[start of Raw data]

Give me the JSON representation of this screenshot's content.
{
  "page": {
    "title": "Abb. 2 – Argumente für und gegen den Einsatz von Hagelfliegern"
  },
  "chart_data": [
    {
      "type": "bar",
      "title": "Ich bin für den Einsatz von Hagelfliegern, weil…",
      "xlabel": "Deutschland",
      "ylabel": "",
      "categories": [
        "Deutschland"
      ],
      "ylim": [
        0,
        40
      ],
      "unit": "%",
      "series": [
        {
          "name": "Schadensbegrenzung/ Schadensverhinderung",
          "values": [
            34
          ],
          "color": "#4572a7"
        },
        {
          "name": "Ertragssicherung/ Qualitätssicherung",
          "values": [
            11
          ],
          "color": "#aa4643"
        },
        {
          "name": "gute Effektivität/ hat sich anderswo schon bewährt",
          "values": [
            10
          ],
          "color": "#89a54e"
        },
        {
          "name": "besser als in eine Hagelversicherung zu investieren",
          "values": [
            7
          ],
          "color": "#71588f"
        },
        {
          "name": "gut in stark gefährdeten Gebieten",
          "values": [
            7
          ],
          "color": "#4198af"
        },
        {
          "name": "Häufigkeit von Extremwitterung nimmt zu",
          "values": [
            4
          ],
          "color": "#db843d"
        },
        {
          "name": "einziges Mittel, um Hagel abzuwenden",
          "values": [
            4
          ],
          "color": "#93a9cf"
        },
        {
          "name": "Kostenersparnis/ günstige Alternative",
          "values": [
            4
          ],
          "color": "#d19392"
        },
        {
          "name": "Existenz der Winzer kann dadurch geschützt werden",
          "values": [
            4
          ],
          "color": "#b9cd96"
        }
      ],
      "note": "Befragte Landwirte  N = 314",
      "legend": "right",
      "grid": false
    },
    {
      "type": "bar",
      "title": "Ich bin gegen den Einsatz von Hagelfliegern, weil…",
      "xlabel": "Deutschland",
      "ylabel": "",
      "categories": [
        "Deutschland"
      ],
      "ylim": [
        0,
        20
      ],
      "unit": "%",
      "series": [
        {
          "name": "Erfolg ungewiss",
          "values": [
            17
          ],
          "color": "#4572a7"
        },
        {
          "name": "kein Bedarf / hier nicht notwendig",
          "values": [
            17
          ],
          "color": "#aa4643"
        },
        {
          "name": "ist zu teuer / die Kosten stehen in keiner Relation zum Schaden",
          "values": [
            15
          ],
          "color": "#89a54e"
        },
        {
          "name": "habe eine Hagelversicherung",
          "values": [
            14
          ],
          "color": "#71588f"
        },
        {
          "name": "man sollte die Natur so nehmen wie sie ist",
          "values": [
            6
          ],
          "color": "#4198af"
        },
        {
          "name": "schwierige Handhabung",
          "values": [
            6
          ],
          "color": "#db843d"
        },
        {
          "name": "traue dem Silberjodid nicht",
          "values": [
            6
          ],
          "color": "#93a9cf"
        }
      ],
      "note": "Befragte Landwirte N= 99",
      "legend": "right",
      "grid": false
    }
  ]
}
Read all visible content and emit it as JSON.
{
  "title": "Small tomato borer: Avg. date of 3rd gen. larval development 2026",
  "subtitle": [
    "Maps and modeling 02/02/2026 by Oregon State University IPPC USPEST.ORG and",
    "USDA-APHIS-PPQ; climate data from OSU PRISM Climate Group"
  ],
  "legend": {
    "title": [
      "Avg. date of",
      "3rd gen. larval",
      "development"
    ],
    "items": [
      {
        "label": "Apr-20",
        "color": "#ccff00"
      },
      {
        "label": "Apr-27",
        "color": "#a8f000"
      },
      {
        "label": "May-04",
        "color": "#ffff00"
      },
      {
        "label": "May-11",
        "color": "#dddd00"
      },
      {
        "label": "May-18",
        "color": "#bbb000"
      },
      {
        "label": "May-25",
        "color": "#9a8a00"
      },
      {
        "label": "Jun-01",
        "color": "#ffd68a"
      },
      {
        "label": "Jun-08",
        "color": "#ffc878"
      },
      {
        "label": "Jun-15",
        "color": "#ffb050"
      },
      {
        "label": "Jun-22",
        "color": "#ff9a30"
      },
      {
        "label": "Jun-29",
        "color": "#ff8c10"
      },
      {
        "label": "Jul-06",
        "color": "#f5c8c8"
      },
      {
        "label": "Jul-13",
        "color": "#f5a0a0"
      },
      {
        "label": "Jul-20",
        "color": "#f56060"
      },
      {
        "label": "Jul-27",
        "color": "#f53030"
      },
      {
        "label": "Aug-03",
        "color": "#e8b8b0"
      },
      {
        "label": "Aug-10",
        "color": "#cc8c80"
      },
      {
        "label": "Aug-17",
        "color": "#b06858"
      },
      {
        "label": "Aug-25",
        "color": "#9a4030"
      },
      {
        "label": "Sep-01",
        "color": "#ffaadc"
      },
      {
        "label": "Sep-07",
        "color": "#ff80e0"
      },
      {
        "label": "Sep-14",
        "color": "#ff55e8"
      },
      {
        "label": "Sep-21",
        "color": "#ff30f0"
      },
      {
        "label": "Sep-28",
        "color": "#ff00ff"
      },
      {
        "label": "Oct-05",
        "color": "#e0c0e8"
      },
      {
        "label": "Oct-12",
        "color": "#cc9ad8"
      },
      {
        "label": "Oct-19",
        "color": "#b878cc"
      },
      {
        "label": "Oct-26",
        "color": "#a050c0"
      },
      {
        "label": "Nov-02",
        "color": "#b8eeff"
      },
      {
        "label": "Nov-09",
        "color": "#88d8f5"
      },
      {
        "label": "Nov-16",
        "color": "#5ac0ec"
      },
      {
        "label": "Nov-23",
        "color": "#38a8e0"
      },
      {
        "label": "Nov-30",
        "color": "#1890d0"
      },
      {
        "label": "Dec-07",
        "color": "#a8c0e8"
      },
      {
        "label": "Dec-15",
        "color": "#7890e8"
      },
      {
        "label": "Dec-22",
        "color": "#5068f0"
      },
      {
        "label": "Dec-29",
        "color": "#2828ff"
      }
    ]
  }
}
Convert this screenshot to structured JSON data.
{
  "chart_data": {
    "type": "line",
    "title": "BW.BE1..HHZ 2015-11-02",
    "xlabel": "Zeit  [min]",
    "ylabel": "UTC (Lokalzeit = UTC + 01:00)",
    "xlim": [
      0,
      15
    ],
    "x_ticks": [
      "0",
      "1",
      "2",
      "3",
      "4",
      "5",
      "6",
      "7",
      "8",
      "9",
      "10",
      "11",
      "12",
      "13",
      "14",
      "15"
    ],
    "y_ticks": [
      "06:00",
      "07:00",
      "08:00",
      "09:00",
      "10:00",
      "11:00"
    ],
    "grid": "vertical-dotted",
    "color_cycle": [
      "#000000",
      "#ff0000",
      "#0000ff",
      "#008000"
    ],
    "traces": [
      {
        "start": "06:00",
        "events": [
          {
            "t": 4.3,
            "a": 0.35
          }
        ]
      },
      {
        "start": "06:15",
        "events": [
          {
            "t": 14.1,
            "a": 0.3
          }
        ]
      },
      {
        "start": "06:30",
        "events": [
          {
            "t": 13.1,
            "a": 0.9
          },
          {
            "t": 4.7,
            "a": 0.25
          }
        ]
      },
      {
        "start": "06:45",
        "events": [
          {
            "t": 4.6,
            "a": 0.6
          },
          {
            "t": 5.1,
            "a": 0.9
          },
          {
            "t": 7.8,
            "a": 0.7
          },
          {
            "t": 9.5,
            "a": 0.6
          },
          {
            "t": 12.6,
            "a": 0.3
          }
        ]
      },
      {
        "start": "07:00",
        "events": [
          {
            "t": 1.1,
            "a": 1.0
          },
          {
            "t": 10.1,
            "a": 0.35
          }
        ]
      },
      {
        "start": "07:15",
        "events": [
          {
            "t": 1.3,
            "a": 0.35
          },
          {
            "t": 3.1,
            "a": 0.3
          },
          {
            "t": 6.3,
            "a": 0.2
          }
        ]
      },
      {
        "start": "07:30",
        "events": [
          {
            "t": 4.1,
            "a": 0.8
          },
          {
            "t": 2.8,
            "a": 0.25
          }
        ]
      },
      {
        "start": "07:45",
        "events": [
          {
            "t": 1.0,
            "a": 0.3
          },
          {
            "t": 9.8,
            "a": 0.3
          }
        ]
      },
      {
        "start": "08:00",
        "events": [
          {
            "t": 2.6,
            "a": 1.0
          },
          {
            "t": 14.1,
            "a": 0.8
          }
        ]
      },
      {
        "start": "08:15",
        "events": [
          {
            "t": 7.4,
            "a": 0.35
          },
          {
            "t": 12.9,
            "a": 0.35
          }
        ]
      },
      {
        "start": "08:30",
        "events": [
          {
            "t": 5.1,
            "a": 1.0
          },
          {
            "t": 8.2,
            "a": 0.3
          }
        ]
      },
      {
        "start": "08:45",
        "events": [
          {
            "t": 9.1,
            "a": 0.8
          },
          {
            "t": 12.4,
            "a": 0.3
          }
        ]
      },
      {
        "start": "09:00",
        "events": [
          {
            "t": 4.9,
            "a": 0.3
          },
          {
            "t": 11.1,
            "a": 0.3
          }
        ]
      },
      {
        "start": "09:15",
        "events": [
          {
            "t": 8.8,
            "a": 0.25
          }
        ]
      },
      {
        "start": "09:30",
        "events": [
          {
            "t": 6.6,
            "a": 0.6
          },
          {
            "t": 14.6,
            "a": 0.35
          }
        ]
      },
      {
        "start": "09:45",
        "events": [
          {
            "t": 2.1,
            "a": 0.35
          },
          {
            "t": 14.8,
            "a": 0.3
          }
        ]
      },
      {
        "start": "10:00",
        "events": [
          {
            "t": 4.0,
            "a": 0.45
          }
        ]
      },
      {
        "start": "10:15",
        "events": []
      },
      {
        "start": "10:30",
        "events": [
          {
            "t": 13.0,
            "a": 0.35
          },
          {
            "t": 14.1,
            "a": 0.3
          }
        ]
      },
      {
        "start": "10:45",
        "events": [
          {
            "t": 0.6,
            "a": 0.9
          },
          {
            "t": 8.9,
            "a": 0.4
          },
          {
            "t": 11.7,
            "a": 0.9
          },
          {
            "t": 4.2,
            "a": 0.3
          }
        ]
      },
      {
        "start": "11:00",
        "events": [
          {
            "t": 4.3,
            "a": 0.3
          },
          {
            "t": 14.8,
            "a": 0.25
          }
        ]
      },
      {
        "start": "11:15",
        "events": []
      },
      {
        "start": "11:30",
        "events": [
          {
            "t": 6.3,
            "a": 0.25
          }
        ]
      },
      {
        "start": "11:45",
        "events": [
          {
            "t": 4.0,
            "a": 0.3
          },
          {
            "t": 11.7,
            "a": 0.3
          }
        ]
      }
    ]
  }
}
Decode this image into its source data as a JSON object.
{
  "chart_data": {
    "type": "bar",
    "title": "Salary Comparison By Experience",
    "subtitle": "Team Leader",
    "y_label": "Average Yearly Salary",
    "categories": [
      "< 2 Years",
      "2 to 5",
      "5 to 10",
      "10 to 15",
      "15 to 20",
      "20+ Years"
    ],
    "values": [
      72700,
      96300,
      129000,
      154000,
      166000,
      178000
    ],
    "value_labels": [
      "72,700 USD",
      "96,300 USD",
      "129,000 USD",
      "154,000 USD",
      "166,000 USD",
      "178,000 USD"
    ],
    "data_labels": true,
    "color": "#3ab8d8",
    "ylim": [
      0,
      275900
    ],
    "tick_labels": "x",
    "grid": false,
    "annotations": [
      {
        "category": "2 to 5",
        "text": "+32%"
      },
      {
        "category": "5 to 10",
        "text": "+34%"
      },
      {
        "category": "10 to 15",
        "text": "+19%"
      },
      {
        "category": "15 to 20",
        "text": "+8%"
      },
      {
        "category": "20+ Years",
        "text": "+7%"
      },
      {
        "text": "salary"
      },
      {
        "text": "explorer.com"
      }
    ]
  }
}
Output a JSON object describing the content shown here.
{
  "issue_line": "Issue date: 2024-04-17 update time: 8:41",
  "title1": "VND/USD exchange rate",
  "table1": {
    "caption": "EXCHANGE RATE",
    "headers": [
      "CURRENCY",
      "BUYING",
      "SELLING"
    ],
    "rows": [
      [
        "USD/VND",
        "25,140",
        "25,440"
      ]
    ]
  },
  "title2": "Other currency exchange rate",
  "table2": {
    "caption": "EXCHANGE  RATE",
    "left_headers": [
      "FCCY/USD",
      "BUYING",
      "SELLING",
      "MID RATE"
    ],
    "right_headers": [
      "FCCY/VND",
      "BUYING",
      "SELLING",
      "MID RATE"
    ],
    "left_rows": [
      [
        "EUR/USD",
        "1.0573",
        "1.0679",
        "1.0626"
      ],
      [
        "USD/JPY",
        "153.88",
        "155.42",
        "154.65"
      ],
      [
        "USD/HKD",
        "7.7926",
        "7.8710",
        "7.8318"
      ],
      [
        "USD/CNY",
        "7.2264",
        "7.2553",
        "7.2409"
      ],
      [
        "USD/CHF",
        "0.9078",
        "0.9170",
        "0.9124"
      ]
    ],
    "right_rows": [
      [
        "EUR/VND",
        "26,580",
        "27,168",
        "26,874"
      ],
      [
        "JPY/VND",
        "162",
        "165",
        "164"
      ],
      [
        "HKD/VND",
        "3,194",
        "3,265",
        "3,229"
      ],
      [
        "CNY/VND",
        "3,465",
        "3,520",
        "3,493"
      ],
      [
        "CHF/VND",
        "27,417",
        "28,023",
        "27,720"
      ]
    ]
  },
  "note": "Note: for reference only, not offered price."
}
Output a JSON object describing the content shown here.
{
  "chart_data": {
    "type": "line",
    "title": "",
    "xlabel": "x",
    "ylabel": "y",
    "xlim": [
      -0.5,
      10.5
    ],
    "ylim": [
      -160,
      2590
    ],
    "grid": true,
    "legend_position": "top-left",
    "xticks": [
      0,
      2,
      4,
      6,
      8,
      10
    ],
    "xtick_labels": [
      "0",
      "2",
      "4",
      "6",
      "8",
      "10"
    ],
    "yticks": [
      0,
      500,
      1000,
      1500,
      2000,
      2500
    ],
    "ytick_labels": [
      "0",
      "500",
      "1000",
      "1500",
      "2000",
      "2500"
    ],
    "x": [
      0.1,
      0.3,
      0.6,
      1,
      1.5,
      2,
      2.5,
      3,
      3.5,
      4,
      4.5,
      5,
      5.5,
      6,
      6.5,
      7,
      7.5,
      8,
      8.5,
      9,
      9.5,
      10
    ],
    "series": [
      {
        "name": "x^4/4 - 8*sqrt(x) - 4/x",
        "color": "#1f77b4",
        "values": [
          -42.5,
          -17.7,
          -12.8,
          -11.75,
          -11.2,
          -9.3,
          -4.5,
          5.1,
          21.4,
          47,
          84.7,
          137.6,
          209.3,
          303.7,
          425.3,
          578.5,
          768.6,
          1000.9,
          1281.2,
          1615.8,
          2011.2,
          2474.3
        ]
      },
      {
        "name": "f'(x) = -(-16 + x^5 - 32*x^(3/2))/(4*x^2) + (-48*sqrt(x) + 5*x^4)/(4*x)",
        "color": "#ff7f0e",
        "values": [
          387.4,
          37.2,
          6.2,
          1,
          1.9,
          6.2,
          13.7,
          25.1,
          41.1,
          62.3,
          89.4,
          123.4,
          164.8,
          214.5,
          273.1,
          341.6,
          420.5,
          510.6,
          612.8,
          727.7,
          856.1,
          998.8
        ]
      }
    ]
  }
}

[end of Raw data]

Problem requirements> Copy all lines of the listing above that contain the string "screenshot".

Final answer>
Give me the JSON representation of this screenshot's content.
Convert this screenshot to structured JSON data.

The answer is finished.